* [WHAT IS ASKED]
Repeat the whole of the data, keeping every detail the same.

--- START PROVIDED RECORDS ---

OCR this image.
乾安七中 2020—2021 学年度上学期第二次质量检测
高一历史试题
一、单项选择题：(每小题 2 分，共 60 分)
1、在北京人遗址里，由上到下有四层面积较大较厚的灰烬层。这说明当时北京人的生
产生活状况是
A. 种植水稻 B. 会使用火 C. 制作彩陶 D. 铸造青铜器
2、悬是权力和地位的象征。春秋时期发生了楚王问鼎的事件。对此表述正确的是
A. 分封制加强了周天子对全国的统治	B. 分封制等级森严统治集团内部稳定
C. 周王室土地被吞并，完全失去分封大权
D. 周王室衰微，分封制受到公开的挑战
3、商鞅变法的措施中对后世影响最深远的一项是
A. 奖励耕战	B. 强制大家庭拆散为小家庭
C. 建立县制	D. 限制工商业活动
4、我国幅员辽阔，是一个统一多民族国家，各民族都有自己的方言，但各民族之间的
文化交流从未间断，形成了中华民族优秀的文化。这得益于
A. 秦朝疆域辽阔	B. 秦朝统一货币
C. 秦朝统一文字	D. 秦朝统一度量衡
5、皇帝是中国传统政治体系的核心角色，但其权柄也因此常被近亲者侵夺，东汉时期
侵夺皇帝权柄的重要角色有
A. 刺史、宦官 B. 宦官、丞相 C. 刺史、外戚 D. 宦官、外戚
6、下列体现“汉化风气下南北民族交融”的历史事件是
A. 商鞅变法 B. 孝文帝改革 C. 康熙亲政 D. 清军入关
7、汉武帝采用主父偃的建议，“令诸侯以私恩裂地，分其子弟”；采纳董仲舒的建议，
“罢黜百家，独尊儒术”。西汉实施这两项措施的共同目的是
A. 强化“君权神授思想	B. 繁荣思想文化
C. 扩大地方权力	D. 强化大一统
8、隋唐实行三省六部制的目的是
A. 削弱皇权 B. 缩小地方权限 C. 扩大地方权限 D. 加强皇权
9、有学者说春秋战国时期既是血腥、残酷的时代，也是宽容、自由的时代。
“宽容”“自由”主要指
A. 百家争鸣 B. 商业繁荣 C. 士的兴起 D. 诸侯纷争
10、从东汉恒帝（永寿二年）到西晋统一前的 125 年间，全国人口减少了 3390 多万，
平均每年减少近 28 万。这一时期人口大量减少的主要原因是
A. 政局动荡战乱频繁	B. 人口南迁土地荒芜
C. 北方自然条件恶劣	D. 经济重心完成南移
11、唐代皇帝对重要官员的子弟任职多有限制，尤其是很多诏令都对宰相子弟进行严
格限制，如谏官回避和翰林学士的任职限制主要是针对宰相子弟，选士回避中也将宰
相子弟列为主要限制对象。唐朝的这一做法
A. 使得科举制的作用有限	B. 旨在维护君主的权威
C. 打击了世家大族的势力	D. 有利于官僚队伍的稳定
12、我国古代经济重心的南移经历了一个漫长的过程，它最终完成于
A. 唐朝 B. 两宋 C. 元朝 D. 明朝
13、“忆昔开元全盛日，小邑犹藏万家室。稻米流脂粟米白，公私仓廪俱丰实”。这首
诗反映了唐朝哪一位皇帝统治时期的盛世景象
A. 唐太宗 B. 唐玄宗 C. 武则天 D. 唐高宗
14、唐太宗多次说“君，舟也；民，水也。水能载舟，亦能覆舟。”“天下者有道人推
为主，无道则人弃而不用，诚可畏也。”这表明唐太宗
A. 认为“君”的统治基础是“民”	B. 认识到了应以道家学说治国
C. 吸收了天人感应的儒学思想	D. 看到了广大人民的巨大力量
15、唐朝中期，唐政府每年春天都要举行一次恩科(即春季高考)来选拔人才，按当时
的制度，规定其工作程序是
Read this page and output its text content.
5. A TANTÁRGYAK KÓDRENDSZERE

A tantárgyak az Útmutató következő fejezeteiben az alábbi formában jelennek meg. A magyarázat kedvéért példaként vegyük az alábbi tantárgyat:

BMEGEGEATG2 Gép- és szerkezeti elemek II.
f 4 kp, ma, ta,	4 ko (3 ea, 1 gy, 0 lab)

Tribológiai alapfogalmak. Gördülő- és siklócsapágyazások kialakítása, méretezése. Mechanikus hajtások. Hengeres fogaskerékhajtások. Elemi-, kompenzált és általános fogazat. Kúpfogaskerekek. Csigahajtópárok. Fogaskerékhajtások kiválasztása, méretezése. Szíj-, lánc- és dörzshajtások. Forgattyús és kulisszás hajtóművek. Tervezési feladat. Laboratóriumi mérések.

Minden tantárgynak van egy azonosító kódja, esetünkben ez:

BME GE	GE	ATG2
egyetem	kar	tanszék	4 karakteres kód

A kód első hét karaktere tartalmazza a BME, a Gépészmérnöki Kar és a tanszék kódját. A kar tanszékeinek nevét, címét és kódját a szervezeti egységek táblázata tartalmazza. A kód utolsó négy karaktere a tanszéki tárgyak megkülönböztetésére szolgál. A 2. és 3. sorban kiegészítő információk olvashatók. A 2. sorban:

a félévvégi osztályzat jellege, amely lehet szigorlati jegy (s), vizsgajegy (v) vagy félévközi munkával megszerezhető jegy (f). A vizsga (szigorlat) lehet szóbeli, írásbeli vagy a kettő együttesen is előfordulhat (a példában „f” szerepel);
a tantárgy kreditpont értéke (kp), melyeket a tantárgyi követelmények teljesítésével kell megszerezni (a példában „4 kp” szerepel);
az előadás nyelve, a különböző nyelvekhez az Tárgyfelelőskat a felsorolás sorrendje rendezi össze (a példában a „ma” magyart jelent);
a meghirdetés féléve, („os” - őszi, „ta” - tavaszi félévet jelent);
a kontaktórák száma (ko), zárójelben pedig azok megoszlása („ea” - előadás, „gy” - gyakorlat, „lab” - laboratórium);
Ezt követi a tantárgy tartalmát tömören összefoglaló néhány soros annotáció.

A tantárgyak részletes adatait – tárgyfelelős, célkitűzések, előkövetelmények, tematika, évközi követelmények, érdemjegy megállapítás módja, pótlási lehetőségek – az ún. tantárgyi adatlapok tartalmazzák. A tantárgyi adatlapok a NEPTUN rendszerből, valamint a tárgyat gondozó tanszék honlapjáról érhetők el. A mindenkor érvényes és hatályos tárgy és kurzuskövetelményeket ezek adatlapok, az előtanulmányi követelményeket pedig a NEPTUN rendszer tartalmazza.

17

--- END PROVIDED RECORDS ---

* [FULL RESPONSE]
OCR this image.
乾安七中 2020—2021 学年度上学期第二次质量检测
高一历史试题
一、单项选择题：(每小题 2 分，共 60 分)
1、在北京人遗址里，由上到下有四层面积较大较厚的灰烬层。这说明当时北京人的生
产生活状况是
A. 种植水稻 B. 会使用火 C. 制作彩陶 D. 铸造青铜器
2、悬是权力和地位的象征。春秋时期发生了楚王问鼎的事件。对此表述正确的是
A. 分封制加强了周天子对全国的统治	B. 分封制等级森严统治集团内部稳定
C. 周王室土地被吞并，完全失去分封大权
D. 周王室衰微，分封制受到公开的挑战
3、商鞅变法的措施中对后世影响最深远的一项是
A. 奖励耕战	B. 强制大家庭拆散为小家庭
C. 建立县制	D. 限制工商业活动
4、我国幅员辽阔，是一个统一多民族国家，各民族都有自己的方言，但各民族之间的
文化交流从未间断，形成了中华民族优秀的文化。这得益于
A. 秦朝疆域辽阔	B. 秦朝统一货币
C. 秦朝统一文字	D. 秦朝统一度量衡
5、皇帝是中国传统政治体系的核心角色，但其权柄也因此常被近亲者侵夺，东汉时期
侵夺皇帝权柄的重要角色有
A. 刺史、宦官 B. 宦官、丞相 C. 刺史、外戚 D. 宦官、外戚
6、下列体现“汉化风气下南北民族交融”的历史事件是
A. 商鞅变法 B. 孝文帝改革 C. 康熙亲政 D. 清军入关
7、汉武帝采用主父偃的建议，“令诸侯以私恩裂地，分其子弟”；采纳董仲舒的建议，
“罢黜百家，独尊儒术”。西汉实施这两项措施的共同目的是
A. 强化“君权神授思想	B. 繁荣思想文化
C. 扩大地方权力	D. 强化大一统
8、隋唐实行三省六部制的目的是
A. 削弱皇权 B. 缩小地方权限 C. 扩大地方权限 D. 加强皇权
9、有学者说春秋战国时期既是血腥、残酷的时代，也是宽容、自由的时代。
“宽容”“自由”主要指
A. 百家争鸣 B. 商业繁荣 C. 士的兴起 D. 诸侯纷争
10、从东汉恒帝（永寿二年）到西晋统一前的 125 年间，全国人口减少了 3390 多万，
平均每年减少近 28 万。这一时期人口大量减少的主要原因是
A. 政局动荡战乱频繁	B. 人口南迁土地荒芜
C. 北方自然条件恶劣	D. 经济重心完成南移
11、唐代皇帝对重要官员的子弟任职多有限制，尤其是很多诏令都对宰相子弟进行严
格限制，如谏官回避和翰林学士的任职限制主要是针对宰相子弟，选士回避中也将宰
相子弟列为主要限制对象。唐朝的这一做法
A. 使得科举制的作用有限	B. 旨在维护君主的权威
C. 打击了世家大族的势力	D. 有利于官僚队伍的稳定
12、我国古代经济重心的南移经历了一个漫长的过程，它最终完成于
A. 唐朝 B. 两宋 C. 元朝 D. 明朝
13、“忆昔开元全盛日，小邑犹藏万家室。稻米流脂粟米白，公私仓廪俱丰实”。这首
诗反映了唐朝哪一位皇帝统治时期的盛世景象
A. 唐太宗 B. 唐玄宗 C. 武则天 D. 唐高宗
14、唐太宗多次说“君，舟也；民，水也。水能载舟，亦能覆舟。”“天下者有道人推
为主，无道则人弃而不用，诚可畏也。”这表明唐太宗
A. 认为“君”的统治基础是“民”	B. 认识到了应以道家学说治国
C. 吸收了天人感应的儒学思想	D. 看到了广大人民的巨大力量
15、唐朝中期，唐政府每年春天都要举行一次恩科(即春季高考)来选拔人才，按当时
的制度，规定其工作程序是
Read this page and output its text content.
5. A TANTÁRGYAK KÓDRENDSZERE

A tantárgyak az Útmutató következő fejezeteiben az alábbi formában jelennek meg. A magyarázat kedvéért példaként vegyük az alábbi tantárgyat:

BMEGEGEATG2 Gép- és szerkezeti elemek II.
f 4 kp, ma, ta,	4 ko (3 ea, 1 gy, 0 lab)

Tribológiai alapfogalmak. Gördülő- és siklócsapágyazások kialakítása, méretezése. Mechanikus hajtások. Hengeres fogaskerékhajtások. Elemi-, kompenzált és általános fogazat. Kúpfogaskerekek. Csigahajtópárok. Fogaskerékhajtások kiválasztása, méretezése. Szíj-, lánc- és dörzshajtások. Forgattyús és kulisszás hajtóművek. Tervezési feladat. Laboratóriumi mérések.

Minden tantárgynak van egy azonosító kódja, esetünkben ez:

BME GE	GE	ATG2
egyetem	kar	tanszék	4 karakteres kód

A kód első hét karaktere tartalmazza a BME, a Gépészmérnöki Kar és a tanszék kódját. A kar tanszékeinek nevét, címét és kódját a szervezeti egységek táblázata tartalmazza. A kód utolsó négy karaktere a tanszéki tárgyak megkülönböztetésére szolgál. A 2. és 3. sorban kiegészítő információk olvashatók. A 2. sorban:

a félévvégi osztályzat jellege, amely lehet szigorlati jegy (s), vizsgajegy (v) vagy félévközi munkával megszerezhető jegy (f). A vizsga (szigorlat) lehet szóbeli, írásbeli vagy a kettő együttesen is előfordulhat (a példában „f” szerepel);
a tantárgy kreditpont értéke (kp), melyeket a tantárgyi követelmények teljesítésével kell megszerezni (a példában „4 kp” szerepel);
az előadás nyelve, a különböző nyelvekhez az Tárgyfelelőskat a felsorolás sorrendje rendezi össze (a példában a „ma” magyart jelent);
a meghirdetés féléve, („os” - őszi, „ta” - tavaszi félévet jelent);
a kontaktórák száma (ko), zárójelben pedig azok megoszlása („ea” - előadás, „gy” - gyakorlat, „lab” - laboratórium);
Ezt követi a tantárgy tartalmát tömören összefoglaló néhány soros annotáció.

A tantárgyak részletes adatait – tárgyfelelős, célkitűzések, előkövetelmények, tematika, évközi követelmények, érdemjegy megállapítás módja, pótlási lehetőségek – az ún. tantárgyi adatlapok tartalmazzák. A tantárgyi adatlapok a NEPTUN rendszerből, valamint a tárgyat gondozó tanszék honlapjáról érhetők el. A mindenkor érvényes és hatályos tárgy és kurzuskövetelményeket ezek adatlapok, az előtanulmányi követelményeket pedig a NEPTUN rendszer tartalmazza.

17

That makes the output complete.